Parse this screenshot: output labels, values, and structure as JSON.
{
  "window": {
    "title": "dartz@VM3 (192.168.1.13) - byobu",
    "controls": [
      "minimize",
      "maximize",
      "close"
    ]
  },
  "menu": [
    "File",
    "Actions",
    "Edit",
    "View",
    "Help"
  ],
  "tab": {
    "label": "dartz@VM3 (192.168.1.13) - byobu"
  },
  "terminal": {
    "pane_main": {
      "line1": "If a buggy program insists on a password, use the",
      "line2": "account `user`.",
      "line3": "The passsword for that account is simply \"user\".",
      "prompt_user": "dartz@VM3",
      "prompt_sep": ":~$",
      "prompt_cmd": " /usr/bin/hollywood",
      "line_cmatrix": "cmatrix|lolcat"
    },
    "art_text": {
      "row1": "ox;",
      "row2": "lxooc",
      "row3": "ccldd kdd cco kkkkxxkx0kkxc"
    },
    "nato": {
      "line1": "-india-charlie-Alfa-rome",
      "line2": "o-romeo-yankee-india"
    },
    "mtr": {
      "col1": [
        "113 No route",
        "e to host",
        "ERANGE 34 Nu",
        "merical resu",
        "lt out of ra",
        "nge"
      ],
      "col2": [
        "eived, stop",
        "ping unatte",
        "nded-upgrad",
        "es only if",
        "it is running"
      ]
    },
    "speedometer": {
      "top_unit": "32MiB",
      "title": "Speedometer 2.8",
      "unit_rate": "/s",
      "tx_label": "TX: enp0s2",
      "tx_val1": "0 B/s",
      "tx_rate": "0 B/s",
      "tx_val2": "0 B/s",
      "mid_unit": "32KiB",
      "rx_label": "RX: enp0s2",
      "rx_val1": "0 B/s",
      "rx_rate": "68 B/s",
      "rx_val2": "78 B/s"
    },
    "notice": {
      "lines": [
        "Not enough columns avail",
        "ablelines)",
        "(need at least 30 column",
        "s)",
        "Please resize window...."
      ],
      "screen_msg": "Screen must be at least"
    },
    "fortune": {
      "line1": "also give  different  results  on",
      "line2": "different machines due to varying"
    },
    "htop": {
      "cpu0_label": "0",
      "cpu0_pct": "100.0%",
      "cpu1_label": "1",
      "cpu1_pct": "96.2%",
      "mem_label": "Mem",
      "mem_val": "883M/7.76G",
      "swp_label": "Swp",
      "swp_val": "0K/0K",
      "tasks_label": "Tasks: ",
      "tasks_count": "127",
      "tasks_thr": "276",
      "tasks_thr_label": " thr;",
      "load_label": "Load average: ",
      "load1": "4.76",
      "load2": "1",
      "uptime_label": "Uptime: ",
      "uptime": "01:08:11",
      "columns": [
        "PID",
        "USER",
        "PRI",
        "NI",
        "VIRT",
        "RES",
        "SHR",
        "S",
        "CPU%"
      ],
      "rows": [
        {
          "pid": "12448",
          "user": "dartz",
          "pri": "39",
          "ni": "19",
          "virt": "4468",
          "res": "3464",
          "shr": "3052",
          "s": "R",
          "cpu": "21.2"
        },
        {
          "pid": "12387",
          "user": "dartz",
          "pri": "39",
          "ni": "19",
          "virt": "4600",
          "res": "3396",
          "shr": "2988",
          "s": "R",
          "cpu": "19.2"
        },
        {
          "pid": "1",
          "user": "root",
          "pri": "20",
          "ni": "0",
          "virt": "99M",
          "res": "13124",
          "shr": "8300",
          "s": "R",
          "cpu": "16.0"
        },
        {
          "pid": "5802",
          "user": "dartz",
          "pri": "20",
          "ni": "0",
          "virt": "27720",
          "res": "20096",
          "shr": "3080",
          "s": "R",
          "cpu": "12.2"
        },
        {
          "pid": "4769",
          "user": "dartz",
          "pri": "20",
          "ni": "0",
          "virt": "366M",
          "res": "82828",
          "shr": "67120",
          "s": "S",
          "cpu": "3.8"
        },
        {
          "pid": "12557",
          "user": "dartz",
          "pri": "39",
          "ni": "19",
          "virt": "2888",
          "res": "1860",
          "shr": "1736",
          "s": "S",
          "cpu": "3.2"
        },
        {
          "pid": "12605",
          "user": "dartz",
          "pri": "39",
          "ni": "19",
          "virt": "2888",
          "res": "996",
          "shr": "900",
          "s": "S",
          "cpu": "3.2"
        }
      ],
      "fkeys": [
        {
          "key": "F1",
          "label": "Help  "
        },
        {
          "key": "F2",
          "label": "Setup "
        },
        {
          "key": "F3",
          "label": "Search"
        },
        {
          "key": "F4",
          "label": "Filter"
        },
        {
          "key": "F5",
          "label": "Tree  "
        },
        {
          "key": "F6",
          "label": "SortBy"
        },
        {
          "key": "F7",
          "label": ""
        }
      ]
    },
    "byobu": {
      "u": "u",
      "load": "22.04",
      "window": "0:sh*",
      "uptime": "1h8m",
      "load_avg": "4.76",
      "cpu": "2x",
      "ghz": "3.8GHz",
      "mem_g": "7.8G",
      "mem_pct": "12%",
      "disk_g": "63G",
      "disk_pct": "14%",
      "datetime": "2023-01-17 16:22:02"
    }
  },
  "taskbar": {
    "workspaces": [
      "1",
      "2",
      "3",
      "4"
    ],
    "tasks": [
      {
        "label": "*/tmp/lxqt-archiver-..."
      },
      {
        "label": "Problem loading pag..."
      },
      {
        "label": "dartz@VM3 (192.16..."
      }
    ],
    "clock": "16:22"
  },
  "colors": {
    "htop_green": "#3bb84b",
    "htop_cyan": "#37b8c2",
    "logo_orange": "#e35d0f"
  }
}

○ ○ ○ ○ ○

**Given request**:
Exactly reproduce every line of the records.

**Result**:
Parse this screenshot: output labels, values, and structure as JSON.
{
  "window": {
    "title": "dartz@VM3 (192.168.1.13) - byobu",
    "controls": [
      "minimize",
      "maximize",
      "close"
    ]
  },
  "menu": [
    "File",
    "Actions",
    "Edit",
    "View",
    "Help"
  ],
  "tab": {
    "label": "dartz@VM3 (192.168.1.13) - byobu"
  },
  "terminal": {
    "pane_main": {
      "line1": "If a buggy program insists on a password, use the",
      "line2": "account `user`.",
      "line3": "The passsword for that account is simply \"user\".",
      "prompt_user": "dartz@VM3",
      "prompt_sep": ":~$",
      "prompt_cmd": " /usr/bin/hollywood",
      "line_cmatrix": "cmatrix|lolcat"
    },
    "art_text": {
      "row1": "ox;",
      "row2": "lxooc",
      "row3": "ccldd kdd cco kkkkxxkx0kkxc"
    },
    "nato": {
      "line1": "-india-charlie-Alfa-rome",
      "line2": "o-romeo-yankee-india"
    },
    "mtr": {
      "col1": [
        "113 No route",
        "e to host",
        "ERANGE 34 Nu",
        "merical resu",
        "lt out of ra",
        "nge"
      ],
      "col2": [
        "eived, stop",
        "ping unatte",
        "nded-upgrad",
        "es only if",
        "it is running"
      ]
    },
    "speedometer": {
      "top_unit": "32MiB",
      "title": "Speedometer 2.8",
      "unit_rate": "/s",
      "tx_label": "TX: enp0s2",
      "tx_val1": "0 B/s",
      "tx_rate": "0 B/s",
      "tx_val2": "0 B/s",
      "mid_unit": "32KiB",
      "rx_label": "RX: enp0s2",
      "rx_val1": "0 B/s",
      "rx_rate": "68 B/s",
      "rx_val2": "78 B/s"
    },
    "notice": {
      "lines": [
        "Not enough columns avail",
        "ablelines)",
        "(need at least 30 column",
        "s)",
        "Please resize window...."
      ],
      "screen_msg": "Screen must be at least"
    },
    "fortune": {
      "line1": "also give  different  results  on",
      "line2": "different machines due to varying"
    },
    "htop": {
      "cpu0_label": "0",
      "cpu0_pct": "100.0%",
      "cpu1_label": "1",
      "cpu1_pct": "96.2%",
      "mem_label": "Mem",
      "mem_val": "883M/7.76G",
      "swp_label": "Swp",
      "swp_val": "0K/0K",
      "tasks_label": "Tasks: ",
      "tasks_count": "127",
      "tasks_thr": "276",
      "tasks_thr_label": " thr;",
      "load_label": "Load average: ",
      "load1": "4.76",
      "load2": "1",
      "uptime_label": "Uptime: ",
      "uptime": "01:08:11",
      "columns": [
        "PID",
        "USER",
        "PRI",
        "NI",
        "VIRT",
        "RES",
        "SHR",
        "S",
        "CPU%"
      ],
      "rows": [
        {
          "pid": "12448",
          "user": "dartz",
          "pri": "39",
          "ni": "19",
          "virt": "4468",
          "res": "3464",
          "shr": "3052",
          "s": "R",
          "cpu": "21.2"
        },
        {
          "pid": "12387",
          "user": "dartz",
          "pri": "39",
          "ni": "19",
          "virt": "4600",
          "res": "3396",
          "shr": "2988",
          "s": "R",
          "cpu": "19.2"
        },
        {
          "pid": "1",
          "user": "root",
          "pri": "20",
          "ni": "0",
          "virt": "99M",
          "res": "13124",
          "shr": "8300",
          "s": "R",
          "cpu": "16.0"
        },
        {
          "pid": "5802",
          "user": "dartz",
          "pri": "20",
          "ni": "0",
          "virt": "27720",
          "res": "20096",
          "shr": "3080",
          "s": "R",
          "cpu": "12.2"
        },
        {
          "pid": "4769",
          "user": "dartz",
          "pri": "20",
          "ni": "0",
          "virt": "366M",
          "res": "82828",
          "shr": "67120",
          "s": "S",
          "cpu": "3.8"
        },
        {
          "pid": "12557",
          "user": "dartz",
          "pri": "39",
          "ni": "19",
          "virt": "2888",
          "res": "1860",
          "shr": "1736",
          "s": "S",
          "cpu": "3.2"
        },
        {
          "pid": "12605",
          "user": "dartz",
          "pri": "39",
          "ni": "19",
          "virt": "2888",
          "res": "996",
          "shr": "900",
          "s": "S",
          "cpu": "3.2"
        }
      ],
      "fkeys": [
        {
          "key": "F1",
          "label": "Help  "
        },
        {
          "key": "F2",
          "label": "Setup "
        },
        {
          "key": "F3",
          "label": "Search"
        },
        {
          "key": "F4",
          "label": "Filter"
        },
        {
          "key": "F5",
          "label": "Tree  "
        },
        {
          "key": "F6",
          "label": "SortBy"
        },
        {
          "key": "F7",
          "label": ""
        }
      ]
    },
    "byobu": {
      "u": "u",
      "load": "22.04",
      "window": "0:sh*",
      "uptime": "1h8m",
      "load_avg": "4.76",
      "cpu": "2x",
      "ghz": "3.8GHz",
      "mem_g": "7.8G",
      "mem_pct": "12%",
      "disk_g": "63G",
      "disk_pct": "14%",
      "datetime": "2023-01-17 16:22:02"
    }
  },
  "taskbar": {
    "workspaces": [
      "1",
      "2",
      "3",
      "4"
    ],
    "tasks": [
      {
        "label": "*/tmp/lxqt-archiver-..."
      },
      {
        "label": "Problem loading pag..."
      },
      {
        "label": "dartz@VM3 (192.16..."
      }
    ],
    "clock": "16:22"
  },
  "colors": {
    "htop_green": "#3bb84b",
    "htop_cyan": "#37b8c2",
    "logo_orange": "#e35d0f"
  }
}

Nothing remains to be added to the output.